§ **Directions for this task**: Go through the entries below and copy each line containing the word "rules".

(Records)
• • •

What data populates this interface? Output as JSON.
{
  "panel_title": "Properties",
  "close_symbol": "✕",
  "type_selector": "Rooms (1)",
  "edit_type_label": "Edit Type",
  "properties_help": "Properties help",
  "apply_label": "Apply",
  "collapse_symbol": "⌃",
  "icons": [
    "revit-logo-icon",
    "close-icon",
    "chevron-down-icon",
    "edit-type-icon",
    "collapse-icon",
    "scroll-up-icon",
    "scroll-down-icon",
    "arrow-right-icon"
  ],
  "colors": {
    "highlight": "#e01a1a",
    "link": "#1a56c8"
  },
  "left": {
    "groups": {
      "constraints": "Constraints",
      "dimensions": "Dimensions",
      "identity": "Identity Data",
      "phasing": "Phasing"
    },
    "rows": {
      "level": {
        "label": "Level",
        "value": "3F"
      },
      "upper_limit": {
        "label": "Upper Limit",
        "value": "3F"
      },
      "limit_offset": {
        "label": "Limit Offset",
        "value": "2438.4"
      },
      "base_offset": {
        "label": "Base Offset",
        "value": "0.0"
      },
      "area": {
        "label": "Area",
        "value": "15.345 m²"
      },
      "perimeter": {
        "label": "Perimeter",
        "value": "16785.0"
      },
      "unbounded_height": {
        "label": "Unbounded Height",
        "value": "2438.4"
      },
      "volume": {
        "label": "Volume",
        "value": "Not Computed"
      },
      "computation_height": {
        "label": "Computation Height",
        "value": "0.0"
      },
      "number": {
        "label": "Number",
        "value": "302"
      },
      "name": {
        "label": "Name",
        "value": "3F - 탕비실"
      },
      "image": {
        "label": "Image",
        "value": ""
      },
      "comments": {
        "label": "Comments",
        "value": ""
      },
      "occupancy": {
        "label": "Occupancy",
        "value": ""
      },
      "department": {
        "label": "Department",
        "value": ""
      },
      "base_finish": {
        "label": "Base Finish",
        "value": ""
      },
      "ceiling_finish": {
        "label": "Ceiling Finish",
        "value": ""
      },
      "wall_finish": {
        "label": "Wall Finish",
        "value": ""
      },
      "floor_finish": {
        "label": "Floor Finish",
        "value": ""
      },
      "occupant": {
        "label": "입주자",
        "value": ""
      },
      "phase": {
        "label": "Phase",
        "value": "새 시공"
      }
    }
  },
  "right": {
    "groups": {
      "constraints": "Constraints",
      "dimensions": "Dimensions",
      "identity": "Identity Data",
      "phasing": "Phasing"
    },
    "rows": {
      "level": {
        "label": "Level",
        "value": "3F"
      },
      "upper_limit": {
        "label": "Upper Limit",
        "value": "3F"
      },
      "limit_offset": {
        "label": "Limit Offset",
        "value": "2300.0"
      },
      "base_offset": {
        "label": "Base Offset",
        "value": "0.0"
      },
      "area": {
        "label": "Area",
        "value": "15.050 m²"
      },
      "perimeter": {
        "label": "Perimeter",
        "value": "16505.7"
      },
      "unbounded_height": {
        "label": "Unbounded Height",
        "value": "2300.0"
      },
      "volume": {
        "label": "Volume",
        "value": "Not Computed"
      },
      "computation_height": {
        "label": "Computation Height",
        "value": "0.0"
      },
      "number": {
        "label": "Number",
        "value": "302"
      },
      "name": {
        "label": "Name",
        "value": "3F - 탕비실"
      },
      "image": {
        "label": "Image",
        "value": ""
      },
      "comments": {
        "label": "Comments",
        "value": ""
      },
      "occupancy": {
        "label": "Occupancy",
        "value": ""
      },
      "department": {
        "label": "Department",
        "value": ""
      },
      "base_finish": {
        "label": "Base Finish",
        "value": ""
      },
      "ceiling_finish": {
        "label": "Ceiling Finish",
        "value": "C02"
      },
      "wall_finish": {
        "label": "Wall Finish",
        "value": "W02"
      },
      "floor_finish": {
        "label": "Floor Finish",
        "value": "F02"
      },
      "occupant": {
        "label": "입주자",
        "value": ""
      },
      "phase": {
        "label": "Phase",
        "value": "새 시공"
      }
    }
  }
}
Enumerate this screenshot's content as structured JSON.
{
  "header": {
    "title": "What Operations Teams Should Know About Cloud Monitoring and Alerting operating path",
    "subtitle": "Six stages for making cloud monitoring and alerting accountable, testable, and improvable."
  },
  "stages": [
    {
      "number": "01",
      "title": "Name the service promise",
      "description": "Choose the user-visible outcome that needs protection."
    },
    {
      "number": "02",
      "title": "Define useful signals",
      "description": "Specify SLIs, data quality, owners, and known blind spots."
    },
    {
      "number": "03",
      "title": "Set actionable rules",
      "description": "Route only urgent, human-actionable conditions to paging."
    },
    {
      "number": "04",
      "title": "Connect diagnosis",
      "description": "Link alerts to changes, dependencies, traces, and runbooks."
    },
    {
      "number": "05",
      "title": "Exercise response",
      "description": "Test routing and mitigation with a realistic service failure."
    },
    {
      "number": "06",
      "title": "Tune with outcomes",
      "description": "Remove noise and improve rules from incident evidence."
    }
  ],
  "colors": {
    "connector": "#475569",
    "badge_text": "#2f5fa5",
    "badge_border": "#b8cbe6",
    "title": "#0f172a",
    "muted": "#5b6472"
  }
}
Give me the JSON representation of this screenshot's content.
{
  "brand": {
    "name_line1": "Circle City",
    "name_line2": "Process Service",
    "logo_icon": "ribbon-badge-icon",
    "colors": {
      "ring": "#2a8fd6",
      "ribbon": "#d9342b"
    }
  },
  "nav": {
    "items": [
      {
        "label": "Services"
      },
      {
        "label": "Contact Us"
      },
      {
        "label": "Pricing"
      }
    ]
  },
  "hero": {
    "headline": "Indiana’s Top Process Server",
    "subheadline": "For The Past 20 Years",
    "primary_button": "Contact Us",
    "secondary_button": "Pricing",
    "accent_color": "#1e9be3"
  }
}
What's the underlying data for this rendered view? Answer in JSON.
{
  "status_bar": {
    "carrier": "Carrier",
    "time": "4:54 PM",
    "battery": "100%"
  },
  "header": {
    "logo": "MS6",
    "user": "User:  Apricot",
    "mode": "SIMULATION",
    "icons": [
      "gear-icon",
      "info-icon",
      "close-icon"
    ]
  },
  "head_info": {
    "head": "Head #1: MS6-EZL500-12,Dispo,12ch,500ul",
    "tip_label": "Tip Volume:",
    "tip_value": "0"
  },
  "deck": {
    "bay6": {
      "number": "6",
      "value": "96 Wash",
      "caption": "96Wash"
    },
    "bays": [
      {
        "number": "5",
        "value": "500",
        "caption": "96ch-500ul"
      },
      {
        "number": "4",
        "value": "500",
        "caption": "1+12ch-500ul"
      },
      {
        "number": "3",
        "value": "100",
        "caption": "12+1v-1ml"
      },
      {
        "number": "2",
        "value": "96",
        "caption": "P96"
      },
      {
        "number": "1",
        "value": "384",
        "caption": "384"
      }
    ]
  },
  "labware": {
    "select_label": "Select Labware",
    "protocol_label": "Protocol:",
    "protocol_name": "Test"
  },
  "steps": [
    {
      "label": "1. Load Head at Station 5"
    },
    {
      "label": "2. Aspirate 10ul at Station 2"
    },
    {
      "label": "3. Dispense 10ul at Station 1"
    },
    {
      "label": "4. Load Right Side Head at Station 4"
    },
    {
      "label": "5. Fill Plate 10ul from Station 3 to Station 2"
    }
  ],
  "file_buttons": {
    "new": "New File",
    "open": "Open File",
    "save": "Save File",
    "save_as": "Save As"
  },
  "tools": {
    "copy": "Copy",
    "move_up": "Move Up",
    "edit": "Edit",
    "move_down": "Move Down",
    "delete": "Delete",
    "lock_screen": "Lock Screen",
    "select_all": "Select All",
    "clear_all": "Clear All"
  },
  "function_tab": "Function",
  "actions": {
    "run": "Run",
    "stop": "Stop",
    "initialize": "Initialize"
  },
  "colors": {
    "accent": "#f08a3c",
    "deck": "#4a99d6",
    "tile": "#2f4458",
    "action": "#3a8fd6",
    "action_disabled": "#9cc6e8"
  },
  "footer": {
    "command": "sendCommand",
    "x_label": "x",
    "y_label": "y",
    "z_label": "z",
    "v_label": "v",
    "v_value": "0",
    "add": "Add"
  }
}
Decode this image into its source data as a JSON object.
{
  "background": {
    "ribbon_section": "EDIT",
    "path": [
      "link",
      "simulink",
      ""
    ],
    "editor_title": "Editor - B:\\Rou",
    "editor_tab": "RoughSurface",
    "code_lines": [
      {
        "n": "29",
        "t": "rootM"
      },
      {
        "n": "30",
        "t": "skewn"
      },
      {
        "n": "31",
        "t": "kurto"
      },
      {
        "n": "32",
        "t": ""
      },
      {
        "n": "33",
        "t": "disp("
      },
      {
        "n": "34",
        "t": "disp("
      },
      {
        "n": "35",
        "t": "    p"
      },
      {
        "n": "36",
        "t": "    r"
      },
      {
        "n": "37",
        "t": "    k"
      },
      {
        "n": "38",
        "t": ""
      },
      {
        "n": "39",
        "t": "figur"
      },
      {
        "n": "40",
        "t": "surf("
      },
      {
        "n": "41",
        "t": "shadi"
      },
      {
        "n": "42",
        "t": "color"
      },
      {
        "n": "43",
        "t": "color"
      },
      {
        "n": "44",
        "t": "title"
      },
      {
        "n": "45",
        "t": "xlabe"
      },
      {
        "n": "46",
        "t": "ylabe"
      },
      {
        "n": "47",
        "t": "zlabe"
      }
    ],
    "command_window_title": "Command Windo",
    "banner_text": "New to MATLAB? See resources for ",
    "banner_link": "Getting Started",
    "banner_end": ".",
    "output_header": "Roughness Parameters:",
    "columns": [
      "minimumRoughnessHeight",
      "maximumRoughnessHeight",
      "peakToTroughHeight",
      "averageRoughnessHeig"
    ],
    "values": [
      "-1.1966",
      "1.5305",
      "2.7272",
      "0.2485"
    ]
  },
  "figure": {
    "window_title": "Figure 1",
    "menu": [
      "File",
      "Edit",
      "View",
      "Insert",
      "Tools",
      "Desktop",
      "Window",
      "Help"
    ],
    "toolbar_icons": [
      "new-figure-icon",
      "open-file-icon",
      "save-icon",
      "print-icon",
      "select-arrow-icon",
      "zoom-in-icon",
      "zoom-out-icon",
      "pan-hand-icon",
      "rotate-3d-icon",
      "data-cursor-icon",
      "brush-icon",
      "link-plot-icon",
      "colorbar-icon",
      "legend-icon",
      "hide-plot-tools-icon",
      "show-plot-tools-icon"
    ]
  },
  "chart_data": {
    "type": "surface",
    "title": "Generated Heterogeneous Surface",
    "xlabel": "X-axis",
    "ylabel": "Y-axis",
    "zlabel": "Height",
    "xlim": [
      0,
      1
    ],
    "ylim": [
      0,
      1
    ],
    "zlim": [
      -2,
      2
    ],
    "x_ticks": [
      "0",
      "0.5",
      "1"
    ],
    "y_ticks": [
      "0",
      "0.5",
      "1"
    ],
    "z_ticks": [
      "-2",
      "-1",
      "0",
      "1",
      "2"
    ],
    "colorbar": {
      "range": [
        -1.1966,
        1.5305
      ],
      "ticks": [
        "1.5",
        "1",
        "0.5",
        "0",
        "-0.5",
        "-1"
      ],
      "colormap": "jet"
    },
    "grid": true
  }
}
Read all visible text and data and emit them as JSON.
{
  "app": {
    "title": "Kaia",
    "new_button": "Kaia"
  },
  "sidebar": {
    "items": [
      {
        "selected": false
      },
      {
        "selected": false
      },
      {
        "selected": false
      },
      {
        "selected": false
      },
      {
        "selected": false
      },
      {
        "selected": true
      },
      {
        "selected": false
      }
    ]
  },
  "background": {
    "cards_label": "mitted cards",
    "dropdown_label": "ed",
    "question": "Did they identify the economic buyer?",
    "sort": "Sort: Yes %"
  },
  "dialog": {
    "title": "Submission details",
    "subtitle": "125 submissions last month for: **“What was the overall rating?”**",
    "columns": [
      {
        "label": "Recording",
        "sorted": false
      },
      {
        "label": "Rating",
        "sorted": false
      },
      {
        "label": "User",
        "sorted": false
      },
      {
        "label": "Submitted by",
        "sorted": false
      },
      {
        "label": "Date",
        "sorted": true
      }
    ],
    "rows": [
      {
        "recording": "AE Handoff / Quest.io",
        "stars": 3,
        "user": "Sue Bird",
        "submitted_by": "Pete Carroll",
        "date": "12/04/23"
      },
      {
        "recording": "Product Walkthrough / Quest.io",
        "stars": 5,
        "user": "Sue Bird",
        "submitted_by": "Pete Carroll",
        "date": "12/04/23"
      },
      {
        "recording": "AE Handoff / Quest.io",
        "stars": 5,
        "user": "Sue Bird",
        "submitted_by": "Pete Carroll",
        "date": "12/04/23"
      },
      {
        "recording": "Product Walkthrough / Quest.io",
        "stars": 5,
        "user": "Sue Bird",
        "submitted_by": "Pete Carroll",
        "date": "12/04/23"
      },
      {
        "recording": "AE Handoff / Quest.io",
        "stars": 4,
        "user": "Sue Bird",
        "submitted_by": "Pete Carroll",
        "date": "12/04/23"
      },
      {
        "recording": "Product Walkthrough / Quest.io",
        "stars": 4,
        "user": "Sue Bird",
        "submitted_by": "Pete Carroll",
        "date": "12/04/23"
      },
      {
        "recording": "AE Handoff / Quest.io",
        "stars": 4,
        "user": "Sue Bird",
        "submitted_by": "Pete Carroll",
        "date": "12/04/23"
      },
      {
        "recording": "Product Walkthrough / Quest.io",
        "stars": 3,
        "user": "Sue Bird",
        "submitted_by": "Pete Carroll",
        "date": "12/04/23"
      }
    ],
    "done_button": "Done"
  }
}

• • •

§ **Expected output**:
      "title": "Set actionable rules",
      "description": "Remove noise and improve rules from incident evidence."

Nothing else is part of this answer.